## start

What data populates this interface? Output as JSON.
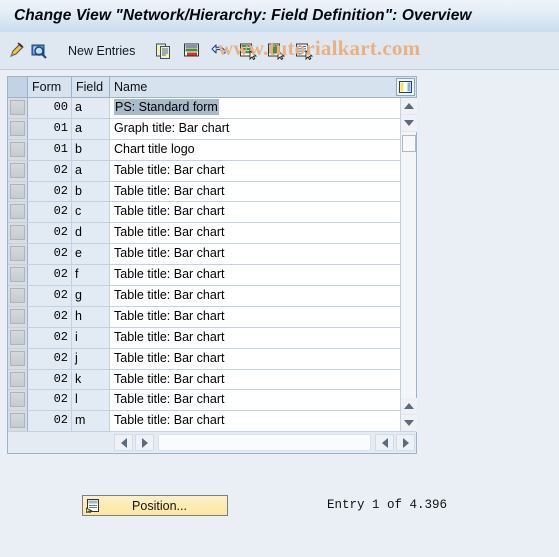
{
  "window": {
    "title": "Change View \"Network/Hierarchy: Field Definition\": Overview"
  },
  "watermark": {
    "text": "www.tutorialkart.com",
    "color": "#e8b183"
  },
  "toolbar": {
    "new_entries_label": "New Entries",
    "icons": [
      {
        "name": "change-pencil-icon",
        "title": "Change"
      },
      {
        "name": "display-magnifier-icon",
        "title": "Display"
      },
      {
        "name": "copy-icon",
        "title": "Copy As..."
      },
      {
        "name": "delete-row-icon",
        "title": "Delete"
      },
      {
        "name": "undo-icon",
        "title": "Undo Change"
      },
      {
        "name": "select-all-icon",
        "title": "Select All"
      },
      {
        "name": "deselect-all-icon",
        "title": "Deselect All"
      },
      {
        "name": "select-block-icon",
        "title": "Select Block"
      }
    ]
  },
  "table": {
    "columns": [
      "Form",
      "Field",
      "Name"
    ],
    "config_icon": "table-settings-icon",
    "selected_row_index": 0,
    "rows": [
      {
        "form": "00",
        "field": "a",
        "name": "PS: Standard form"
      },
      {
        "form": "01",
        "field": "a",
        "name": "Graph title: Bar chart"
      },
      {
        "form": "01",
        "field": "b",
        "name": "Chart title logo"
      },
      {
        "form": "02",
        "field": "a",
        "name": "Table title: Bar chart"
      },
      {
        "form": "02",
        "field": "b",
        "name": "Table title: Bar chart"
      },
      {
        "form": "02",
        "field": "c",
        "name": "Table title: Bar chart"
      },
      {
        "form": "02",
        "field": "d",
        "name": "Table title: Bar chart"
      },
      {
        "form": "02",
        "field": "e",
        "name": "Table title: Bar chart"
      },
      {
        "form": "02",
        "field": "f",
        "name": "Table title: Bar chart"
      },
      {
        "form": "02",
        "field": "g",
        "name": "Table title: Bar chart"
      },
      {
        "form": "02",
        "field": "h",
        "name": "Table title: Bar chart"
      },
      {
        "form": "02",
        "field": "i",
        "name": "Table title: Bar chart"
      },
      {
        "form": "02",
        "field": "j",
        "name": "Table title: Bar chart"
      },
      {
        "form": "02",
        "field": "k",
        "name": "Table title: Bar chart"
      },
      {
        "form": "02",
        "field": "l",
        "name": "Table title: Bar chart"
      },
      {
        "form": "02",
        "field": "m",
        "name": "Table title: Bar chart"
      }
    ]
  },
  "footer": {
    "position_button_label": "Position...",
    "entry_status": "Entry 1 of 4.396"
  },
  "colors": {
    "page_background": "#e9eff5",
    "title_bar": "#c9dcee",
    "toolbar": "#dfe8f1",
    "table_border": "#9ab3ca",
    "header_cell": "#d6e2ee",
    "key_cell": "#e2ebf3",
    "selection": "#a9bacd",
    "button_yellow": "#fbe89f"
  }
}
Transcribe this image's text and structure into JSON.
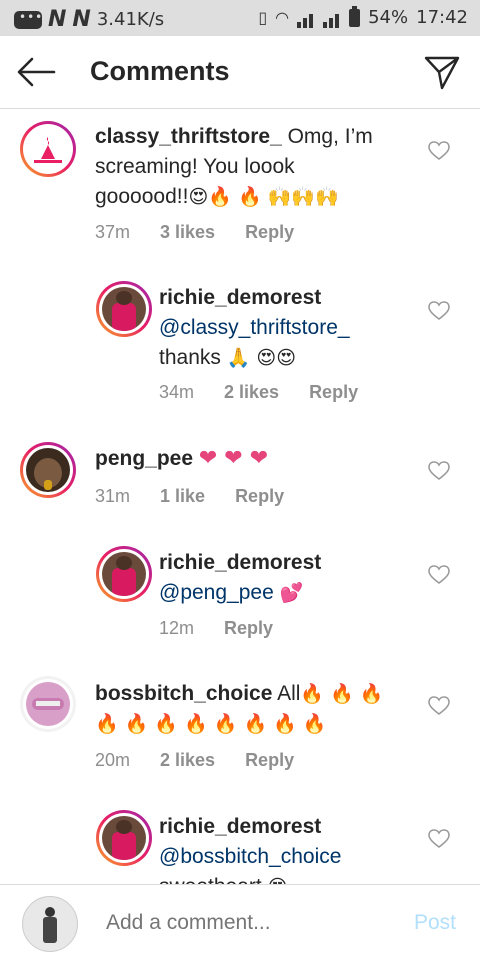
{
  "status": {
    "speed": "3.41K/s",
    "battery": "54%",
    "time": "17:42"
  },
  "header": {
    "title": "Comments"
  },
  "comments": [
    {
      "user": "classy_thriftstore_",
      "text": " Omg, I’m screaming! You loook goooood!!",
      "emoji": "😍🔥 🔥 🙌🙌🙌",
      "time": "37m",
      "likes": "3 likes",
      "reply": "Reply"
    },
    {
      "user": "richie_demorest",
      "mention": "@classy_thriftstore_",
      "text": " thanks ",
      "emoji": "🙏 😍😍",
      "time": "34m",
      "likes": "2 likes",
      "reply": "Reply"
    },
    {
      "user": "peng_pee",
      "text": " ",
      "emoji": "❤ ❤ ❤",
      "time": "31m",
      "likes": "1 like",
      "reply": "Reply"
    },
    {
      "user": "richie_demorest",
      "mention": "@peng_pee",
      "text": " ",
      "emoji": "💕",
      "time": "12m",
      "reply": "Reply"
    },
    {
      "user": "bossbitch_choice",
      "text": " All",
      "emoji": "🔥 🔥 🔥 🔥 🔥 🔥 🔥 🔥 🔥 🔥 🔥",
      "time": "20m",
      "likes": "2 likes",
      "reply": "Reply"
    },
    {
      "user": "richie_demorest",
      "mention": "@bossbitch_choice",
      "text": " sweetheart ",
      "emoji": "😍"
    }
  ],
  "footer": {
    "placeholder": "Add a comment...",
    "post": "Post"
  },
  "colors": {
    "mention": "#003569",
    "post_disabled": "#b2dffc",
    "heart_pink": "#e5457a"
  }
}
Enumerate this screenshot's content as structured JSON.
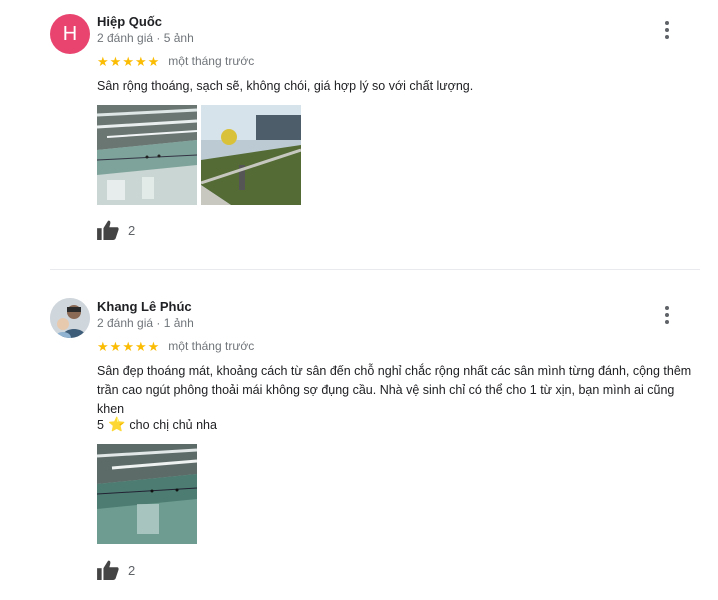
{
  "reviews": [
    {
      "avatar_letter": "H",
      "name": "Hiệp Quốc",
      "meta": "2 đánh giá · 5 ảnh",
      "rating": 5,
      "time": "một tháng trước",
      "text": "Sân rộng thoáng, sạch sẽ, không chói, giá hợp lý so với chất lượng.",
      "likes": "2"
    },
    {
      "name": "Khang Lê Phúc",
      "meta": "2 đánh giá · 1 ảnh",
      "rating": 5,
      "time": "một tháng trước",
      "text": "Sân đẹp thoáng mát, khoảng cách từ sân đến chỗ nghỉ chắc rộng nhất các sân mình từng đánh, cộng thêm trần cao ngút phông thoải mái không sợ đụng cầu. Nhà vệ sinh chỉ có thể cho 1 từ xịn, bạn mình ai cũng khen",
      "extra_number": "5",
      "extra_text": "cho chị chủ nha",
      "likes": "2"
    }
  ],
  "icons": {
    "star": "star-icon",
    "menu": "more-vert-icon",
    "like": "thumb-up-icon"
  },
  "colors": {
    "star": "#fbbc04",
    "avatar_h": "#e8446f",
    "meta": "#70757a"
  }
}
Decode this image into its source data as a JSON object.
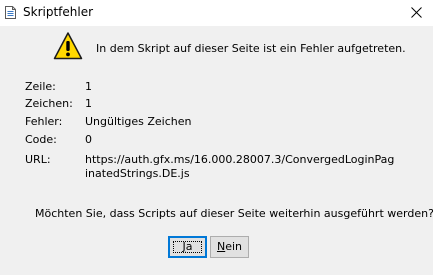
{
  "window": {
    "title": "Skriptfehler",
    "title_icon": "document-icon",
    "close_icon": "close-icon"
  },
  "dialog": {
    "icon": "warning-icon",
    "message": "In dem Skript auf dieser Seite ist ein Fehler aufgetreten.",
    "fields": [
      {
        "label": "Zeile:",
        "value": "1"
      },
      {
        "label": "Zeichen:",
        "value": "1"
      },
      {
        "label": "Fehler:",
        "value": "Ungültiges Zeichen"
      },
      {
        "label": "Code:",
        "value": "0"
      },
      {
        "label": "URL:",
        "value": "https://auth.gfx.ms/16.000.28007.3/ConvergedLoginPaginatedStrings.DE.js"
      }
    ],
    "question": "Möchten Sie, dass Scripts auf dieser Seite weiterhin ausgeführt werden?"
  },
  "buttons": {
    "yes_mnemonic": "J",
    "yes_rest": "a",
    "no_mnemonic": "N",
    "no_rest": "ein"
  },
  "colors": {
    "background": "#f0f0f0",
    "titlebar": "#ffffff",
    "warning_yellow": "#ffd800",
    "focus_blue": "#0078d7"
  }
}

## end

Check each line of the records above for the string "Zeichen", and report every line that has it.

        "label": "Zeichen:",
        "value": "Ungültiges Zeichen"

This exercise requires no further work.